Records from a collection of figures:
──────────
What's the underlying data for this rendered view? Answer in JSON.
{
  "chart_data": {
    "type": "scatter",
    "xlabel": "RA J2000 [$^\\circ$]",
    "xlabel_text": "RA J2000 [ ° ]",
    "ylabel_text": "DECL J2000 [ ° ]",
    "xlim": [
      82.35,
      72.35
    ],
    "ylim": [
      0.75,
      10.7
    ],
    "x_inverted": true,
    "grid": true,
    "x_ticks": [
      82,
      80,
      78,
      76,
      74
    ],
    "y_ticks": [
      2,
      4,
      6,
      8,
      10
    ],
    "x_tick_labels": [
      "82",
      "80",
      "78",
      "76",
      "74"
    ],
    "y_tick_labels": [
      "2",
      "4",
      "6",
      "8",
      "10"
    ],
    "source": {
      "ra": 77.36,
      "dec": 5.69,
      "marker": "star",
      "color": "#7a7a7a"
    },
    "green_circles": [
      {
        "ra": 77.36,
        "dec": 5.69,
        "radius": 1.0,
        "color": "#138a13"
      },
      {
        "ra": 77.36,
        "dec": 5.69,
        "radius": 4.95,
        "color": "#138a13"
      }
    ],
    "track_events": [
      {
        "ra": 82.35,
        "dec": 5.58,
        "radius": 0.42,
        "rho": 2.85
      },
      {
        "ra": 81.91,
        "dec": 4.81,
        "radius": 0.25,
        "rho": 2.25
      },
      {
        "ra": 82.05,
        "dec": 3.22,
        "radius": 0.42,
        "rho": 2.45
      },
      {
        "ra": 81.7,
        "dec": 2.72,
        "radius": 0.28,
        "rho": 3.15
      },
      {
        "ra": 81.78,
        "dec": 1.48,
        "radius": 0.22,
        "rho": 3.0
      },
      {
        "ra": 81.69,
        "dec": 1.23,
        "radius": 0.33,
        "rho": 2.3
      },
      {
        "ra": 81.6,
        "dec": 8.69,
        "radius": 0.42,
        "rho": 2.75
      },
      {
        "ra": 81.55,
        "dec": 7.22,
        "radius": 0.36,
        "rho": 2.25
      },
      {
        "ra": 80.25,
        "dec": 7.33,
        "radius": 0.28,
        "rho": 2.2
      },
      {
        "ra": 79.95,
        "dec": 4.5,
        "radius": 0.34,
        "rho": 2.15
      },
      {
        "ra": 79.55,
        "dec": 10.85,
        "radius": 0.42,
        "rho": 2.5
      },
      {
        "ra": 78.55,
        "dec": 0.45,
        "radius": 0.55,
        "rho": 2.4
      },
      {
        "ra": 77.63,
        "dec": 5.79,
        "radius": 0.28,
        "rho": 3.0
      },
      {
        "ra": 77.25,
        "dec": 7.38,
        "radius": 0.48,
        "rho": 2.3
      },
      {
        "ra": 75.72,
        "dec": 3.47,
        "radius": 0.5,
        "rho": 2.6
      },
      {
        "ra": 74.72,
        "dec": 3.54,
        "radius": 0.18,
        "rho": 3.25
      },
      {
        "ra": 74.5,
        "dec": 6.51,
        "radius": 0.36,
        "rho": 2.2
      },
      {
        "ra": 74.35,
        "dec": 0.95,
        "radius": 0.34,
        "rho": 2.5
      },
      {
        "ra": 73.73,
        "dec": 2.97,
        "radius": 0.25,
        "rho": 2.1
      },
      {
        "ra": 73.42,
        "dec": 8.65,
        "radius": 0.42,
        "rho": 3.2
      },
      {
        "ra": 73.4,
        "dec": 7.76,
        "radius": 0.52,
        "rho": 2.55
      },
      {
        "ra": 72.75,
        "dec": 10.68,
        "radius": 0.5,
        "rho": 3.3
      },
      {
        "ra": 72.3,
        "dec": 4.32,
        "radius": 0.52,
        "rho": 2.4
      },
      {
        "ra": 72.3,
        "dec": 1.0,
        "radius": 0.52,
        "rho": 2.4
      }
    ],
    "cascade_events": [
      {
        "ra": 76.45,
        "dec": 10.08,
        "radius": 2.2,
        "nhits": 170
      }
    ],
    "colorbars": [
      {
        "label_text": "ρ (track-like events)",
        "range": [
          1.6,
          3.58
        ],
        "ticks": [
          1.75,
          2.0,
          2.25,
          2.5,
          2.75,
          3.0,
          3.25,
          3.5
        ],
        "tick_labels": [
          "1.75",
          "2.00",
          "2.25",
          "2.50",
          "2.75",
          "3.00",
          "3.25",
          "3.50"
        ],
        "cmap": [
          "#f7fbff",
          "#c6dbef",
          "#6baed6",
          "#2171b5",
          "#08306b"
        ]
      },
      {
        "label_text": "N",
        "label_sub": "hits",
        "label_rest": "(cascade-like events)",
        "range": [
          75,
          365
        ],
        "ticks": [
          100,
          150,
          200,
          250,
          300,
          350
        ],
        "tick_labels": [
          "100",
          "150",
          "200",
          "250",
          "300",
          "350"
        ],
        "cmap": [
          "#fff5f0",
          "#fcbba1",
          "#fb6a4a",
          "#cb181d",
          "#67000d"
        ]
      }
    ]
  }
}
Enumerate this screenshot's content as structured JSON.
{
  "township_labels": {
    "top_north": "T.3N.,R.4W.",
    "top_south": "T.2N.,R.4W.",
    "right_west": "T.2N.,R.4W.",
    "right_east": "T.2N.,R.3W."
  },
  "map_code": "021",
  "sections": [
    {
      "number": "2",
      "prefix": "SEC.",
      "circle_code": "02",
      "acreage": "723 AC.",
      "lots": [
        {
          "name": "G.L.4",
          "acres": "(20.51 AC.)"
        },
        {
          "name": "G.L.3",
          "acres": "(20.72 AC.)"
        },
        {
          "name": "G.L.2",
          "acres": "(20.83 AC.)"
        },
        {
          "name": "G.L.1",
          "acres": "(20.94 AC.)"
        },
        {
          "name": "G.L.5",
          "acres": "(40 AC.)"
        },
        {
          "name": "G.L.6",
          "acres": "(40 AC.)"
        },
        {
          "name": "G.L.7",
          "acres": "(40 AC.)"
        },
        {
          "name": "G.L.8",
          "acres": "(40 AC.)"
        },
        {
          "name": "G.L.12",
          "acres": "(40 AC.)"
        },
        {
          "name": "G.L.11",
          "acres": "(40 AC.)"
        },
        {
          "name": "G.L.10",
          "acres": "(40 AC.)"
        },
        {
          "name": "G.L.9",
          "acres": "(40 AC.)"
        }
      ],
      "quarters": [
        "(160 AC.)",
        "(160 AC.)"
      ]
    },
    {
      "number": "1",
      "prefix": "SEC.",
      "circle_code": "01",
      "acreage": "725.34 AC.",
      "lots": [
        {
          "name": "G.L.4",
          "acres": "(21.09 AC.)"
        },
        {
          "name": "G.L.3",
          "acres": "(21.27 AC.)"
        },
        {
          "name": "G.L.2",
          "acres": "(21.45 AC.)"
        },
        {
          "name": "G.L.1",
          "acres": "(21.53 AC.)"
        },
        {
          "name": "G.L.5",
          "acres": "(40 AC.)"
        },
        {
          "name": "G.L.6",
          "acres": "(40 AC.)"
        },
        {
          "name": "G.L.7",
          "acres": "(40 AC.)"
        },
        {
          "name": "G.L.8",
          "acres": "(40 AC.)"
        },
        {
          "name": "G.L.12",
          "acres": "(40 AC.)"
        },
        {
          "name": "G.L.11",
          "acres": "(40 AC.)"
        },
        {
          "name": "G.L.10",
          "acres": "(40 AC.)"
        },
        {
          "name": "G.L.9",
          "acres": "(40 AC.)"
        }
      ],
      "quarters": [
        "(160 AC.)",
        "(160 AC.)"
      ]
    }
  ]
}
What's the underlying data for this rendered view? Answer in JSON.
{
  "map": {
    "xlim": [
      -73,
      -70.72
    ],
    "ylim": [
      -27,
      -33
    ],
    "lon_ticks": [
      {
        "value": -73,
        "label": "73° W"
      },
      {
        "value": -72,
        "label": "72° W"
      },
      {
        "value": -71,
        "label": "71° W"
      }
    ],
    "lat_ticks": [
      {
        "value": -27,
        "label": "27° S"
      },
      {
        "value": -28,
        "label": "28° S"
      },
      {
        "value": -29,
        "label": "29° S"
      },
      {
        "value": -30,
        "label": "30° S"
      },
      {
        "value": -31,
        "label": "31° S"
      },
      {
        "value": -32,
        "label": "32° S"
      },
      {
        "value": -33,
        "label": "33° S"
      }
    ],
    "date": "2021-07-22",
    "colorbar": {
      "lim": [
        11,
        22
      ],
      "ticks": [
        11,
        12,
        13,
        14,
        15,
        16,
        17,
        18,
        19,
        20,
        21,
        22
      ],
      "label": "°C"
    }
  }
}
──────────
What to do = Every line of the listing that holds "value" should be found and copied.

Result below =
        "value": -73,
        "value": -72,
        "value": -71,
        "value": -27,
        "value": -28,
        "value": -29,
        "value": -30,
        "value": -31,
        "value": -32,
        "value": -33,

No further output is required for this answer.